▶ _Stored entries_
────────────────────────────────────────

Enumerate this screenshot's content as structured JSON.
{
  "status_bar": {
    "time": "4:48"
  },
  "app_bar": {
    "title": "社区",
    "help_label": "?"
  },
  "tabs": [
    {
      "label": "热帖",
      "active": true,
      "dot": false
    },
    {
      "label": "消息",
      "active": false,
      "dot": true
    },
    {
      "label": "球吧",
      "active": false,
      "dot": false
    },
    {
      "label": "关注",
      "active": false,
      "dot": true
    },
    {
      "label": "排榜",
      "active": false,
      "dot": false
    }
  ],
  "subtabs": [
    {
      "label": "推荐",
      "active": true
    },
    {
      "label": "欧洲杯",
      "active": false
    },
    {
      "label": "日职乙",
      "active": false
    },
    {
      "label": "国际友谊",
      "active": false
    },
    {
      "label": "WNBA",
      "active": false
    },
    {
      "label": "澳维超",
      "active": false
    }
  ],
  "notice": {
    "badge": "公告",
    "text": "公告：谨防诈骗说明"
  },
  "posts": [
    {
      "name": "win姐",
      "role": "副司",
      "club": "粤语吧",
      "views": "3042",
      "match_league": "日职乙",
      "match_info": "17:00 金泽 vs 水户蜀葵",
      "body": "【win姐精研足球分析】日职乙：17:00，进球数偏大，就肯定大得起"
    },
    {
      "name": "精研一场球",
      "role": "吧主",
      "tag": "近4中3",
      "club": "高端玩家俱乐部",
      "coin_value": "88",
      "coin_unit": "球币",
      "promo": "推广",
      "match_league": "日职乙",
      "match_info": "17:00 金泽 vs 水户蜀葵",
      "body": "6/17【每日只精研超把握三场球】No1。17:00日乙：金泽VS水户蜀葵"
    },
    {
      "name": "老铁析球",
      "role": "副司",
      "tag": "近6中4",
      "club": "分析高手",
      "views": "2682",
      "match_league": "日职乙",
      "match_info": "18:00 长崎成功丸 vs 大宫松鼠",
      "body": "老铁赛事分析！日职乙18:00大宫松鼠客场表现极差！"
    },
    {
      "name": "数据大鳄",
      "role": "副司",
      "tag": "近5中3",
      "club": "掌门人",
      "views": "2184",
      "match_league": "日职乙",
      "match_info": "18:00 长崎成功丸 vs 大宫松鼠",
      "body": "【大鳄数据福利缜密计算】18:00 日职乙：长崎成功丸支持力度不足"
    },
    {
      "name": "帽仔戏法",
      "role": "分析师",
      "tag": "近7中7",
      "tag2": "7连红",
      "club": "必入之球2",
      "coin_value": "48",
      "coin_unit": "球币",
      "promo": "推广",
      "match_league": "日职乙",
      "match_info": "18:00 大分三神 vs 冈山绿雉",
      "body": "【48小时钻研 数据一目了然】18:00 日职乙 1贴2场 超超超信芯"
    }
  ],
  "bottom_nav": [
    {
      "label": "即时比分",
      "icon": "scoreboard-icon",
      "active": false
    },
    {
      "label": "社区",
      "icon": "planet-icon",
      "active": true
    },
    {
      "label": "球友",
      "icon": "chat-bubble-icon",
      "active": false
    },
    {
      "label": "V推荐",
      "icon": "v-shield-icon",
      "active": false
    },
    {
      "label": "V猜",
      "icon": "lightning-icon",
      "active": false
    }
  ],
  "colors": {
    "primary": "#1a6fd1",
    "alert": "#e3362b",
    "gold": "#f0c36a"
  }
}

────────────────────────────────────────

▶ _What this task involves_
Your task is to retype all the records above with nothing left out.

▶ _Response_
Enumerate this screenshot's content as structured JSON.
{
  "status_bar": {
    "time": "4:48"
  },
  "app_bar": {
    "title": "社区",
    "help_label": "?"
  },
  "tabs": [
    {
      "label": "热帖",
      "active": true,
      "dot": false
    },
    {
      "label": "消息",
      "active": false,
      "dot": true
    },
    {
      "label": "球吧",
      "active": false,
      "dot": false
    },
    {
      "label": "关注",
      "active": false,
      "dot": true
    },
    {
      "label": "排榜",
      "active": false,
      "dot": false
    }
  ],
  "subtabs": [
    {
      "label": "推荐",
      "active": true
    },
    {
      "label": "欧洲杯",
      "active": false
    },
    {
      "label": "日职乙",
      "active": false
    },
    {
      "label": "国际友谊",
      "active": false
    },
    {
      "label": "WNBA",
      "active": false
    },
    {
      "label": "澳维超",
      "active": false
    }
  ],
  "notice": {
    "badge": "公告",
    "text": "公告：谨防诈骗说明"
  },
  "posts": [
    {
      "name": "win姐",
      "role": "副司",
      "club": "粤语吧",
      "views": "3042",
      "match_league": "日职乙",
      "match_info": "17:00 金泽 vs 水户蜀葵",
      "body": "【win姐精研足球分析】日职乙：17:00，进球数偏大，就肯定大得起"
    },
    {
      "name": "精研一场球",
      "role": "吧主",
      "tag": "近4中3",
      "club": "高端玩家俱乐部",
      "coin_value": "88",
      "coin_unit": "球币",
      "promo": "推广",
      "match_league": "日职乙",
      "match_info": "17:00 金泽 vs 水户蜀葵",
      "body": "6/17【每日只精研超把握三场球】No1。17:00日乙：金泽VS水户蜀葵"
    },
    {
      "name": "老铁析球",
      "role": "副司",
      "tag": "近6中4",
      "club": "分析高手",
      "views": "2682",
      "match_league": "日职乙",
      "match_info": "18:00 长崎成功丸 vs 大宫松鼠",
      "body": "老铁赛事分析！日职乙18:00大宫松鼠客场表现极差！"
    },
    {
      "name": "数据大鳄",
      "role": "副司",
      "tag": "近5中3",
      "club": "掌门人",
      "views": "2184",
      "match_league": "日职乙",
      "match_info": "18:00 长崎成功丸 vs 大宫松鼠",
      "body": "【大鳄数据福利缜密计算】18:00 日职乙：长崎成功丸支持力度不足"
    },
    {
      "name": "帽仔戏法",
      "role": "分析师",
      "tag": "近7中7",
      "tag2": "7连红",
      "club": "必入之球2",
      "coin_value": "48",
      "coin_unit": "球币",
      "promo": "推广",
      "match_league": "日职乙",
      "match_info": "18:00 大分三神 vs 冈山绿雉",
      "body": "【48小时钻研 数据一目了然】18:00 日职乙 1贴2场 超超超信芯"
    }
  ],
  "bottom_nav": [
    {
      "label": "即时比分",
      "icon": "scoreboard-icon",
      "active": false
    },
    {
      "label": "社区",
      "icon": "planet-icon",
      "active": true
    },
    {
      "label": "球友",
      "icon": "chat-bubble-icon",
      "active": false
    },
    {
      "label": "V推荐",
      "icon": "v-shield-icon",
      "active": false
    },
    {
      "label": "V猜",
      "icon": "lightning-icon",
      "active": false
    }
  ],
  "colors": {
    "primary": "#1a6fd1",
    "alert": "#e3362b",
    "gold": "#f0c36a"
  }
}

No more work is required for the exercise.